Look over the lines below. Report each one that includes the string "title".

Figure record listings
*****

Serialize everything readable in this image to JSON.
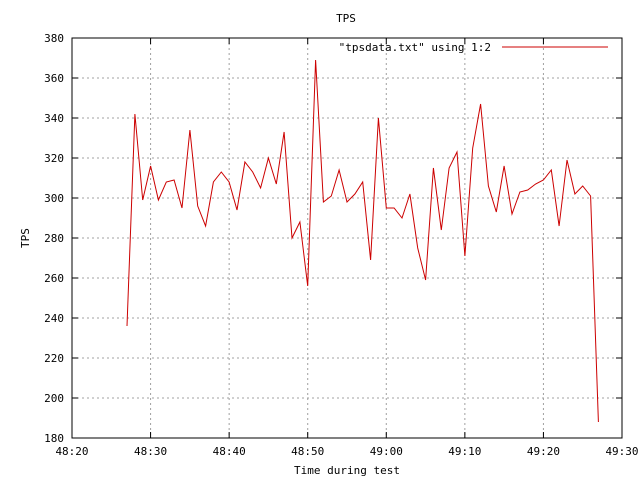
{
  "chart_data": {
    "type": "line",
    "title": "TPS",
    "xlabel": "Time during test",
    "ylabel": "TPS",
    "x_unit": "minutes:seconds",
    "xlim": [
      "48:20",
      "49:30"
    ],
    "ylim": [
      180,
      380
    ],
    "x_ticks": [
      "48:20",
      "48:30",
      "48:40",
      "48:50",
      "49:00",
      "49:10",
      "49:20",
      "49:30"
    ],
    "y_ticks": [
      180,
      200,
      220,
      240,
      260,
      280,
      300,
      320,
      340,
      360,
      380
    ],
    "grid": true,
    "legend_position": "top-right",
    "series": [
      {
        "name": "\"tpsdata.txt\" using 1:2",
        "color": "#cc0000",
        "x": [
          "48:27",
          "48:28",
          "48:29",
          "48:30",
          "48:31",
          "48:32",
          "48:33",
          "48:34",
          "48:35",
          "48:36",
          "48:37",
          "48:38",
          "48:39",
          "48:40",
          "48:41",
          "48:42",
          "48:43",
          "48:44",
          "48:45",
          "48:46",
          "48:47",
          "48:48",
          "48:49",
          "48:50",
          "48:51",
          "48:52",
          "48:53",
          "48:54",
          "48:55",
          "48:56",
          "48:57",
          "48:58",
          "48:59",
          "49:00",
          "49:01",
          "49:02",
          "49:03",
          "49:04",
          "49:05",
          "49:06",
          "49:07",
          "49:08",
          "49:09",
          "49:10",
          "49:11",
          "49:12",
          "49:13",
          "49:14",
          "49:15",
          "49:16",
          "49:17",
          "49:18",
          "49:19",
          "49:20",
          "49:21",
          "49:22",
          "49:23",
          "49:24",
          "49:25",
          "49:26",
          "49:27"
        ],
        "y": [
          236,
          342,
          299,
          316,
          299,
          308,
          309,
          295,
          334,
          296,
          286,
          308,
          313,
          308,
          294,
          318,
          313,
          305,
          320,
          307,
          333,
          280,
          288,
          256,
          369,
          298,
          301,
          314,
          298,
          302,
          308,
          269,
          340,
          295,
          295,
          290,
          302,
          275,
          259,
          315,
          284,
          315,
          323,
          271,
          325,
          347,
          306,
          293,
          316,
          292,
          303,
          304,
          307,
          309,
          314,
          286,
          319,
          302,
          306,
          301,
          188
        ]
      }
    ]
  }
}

*****

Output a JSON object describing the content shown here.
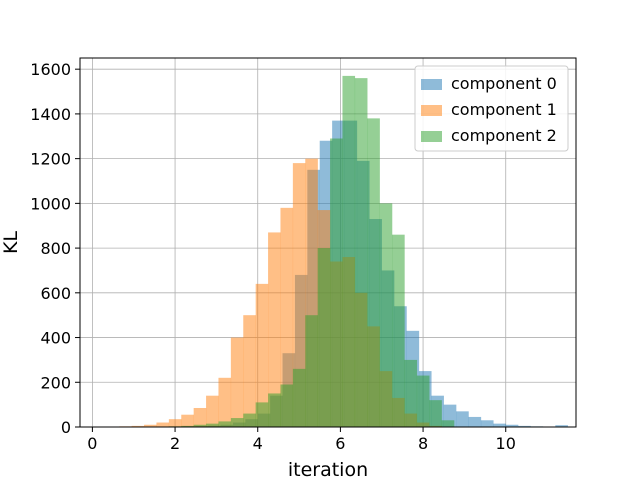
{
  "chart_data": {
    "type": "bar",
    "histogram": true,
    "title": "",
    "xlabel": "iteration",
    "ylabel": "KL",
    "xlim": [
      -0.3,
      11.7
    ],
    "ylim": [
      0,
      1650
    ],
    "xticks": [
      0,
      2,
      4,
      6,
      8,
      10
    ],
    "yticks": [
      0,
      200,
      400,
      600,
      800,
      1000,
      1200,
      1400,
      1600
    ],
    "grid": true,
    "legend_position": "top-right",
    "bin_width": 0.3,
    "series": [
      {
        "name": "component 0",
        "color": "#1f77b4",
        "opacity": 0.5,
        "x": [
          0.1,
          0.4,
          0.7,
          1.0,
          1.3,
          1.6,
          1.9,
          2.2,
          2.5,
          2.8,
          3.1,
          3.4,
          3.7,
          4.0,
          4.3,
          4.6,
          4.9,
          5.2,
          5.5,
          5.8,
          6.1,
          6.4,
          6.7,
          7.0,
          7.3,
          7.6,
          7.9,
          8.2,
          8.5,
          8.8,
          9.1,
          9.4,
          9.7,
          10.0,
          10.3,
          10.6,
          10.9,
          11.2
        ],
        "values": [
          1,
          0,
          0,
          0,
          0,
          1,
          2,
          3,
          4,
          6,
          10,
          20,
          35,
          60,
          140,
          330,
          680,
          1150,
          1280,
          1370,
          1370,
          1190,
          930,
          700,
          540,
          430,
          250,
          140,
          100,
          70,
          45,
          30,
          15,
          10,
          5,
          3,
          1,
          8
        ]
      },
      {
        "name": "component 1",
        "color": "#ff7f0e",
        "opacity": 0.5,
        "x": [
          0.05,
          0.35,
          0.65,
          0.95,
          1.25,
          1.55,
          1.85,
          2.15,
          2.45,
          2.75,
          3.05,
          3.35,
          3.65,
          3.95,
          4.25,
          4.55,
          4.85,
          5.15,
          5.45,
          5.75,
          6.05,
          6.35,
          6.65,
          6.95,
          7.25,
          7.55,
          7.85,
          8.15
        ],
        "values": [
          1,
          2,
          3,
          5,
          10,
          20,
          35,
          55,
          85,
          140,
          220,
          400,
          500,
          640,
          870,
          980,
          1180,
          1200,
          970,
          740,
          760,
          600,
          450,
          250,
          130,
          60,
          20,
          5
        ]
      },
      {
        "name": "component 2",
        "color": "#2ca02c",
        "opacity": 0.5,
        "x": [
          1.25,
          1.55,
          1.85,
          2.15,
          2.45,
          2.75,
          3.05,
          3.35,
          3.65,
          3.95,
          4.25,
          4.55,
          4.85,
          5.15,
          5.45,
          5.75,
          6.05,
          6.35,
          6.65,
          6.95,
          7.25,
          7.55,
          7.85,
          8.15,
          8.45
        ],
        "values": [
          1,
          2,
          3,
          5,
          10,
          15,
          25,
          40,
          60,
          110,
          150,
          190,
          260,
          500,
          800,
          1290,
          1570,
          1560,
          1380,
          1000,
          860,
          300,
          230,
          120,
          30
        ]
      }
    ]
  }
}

*****

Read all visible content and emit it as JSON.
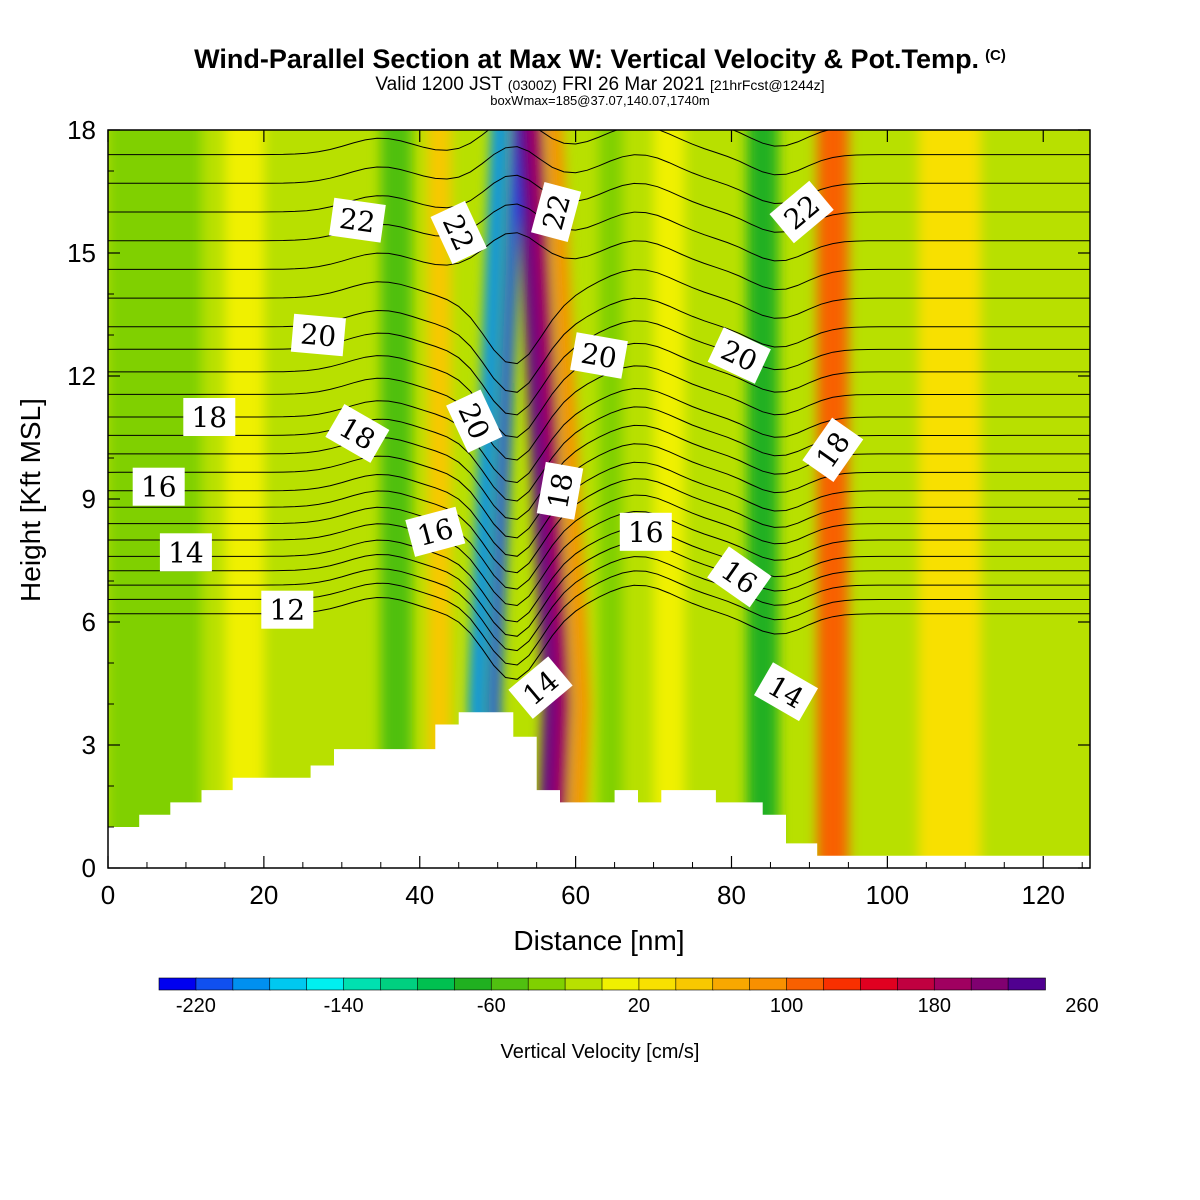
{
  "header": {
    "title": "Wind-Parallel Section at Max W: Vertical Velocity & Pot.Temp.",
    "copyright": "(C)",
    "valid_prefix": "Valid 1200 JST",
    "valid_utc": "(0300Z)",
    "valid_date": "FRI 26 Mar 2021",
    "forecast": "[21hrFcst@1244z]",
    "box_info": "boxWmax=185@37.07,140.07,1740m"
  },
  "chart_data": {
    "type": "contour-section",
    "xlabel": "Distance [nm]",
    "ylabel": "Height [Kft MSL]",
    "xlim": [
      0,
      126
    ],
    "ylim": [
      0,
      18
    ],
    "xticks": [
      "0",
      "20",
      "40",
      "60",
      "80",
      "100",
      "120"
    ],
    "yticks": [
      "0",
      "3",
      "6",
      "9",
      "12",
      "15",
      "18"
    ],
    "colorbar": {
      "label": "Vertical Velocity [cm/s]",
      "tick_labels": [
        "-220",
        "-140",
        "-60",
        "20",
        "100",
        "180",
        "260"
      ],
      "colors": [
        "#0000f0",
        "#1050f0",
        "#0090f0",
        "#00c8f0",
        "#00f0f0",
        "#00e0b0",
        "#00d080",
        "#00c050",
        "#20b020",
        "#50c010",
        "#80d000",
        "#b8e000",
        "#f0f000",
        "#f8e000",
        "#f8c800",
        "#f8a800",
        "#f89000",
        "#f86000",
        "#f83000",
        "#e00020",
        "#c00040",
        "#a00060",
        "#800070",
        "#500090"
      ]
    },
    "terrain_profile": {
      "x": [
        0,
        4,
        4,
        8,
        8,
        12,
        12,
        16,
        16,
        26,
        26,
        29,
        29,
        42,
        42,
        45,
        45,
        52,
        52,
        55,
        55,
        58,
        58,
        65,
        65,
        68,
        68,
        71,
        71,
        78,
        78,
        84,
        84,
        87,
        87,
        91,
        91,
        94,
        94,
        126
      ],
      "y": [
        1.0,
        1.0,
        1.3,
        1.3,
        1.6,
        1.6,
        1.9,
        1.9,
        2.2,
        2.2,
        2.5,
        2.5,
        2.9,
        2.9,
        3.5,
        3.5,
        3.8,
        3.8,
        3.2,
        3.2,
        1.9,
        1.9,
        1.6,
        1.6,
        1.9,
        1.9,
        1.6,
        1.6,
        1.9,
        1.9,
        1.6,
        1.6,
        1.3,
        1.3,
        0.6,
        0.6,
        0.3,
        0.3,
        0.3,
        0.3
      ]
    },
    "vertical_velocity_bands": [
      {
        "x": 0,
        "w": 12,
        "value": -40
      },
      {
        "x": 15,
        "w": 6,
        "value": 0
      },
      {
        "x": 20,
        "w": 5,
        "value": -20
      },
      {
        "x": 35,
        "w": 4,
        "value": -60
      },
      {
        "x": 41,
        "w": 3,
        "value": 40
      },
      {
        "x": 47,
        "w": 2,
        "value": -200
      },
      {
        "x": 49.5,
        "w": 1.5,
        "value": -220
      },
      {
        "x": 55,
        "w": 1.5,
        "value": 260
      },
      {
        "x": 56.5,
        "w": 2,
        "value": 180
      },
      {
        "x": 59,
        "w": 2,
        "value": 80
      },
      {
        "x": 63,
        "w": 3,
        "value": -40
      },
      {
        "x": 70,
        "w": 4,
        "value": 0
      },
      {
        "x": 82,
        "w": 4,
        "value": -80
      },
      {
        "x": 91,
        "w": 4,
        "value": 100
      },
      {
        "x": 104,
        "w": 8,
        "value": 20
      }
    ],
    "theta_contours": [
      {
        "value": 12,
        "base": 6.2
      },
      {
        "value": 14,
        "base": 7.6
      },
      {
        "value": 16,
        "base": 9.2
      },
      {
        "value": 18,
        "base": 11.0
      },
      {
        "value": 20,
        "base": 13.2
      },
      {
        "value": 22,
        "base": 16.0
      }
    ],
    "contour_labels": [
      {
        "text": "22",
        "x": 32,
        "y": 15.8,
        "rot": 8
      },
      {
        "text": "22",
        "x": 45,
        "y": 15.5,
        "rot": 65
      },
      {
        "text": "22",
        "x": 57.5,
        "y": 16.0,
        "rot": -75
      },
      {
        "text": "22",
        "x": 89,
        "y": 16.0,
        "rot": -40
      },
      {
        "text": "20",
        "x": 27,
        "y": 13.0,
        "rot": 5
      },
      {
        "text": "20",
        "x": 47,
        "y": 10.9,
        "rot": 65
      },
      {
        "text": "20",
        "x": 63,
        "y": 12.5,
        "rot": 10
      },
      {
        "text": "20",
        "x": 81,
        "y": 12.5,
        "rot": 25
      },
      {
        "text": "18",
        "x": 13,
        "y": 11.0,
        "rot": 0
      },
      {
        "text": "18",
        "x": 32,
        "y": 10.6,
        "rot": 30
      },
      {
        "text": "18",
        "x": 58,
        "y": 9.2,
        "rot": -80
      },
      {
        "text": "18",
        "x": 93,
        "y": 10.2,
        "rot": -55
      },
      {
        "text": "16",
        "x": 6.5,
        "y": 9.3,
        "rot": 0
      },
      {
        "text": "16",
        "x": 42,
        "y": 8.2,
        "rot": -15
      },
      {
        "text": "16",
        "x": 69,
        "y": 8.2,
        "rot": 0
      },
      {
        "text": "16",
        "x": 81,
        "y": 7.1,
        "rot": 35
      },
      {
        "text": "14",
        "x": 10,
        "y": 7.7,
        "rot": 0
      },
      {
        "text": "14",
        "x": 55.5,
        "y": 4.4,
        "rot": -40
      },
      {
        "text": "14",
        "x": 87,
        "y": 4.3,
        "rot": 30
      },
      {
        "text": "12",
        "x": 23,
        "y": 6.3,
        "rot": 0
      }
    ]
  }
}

*****

◆ THE SOLUTION ◆
    "title": "TPS",
    "title": "",
    "title": "Wind-Parallel Section at Max W: Vertical Velocity & Pot.Temp.",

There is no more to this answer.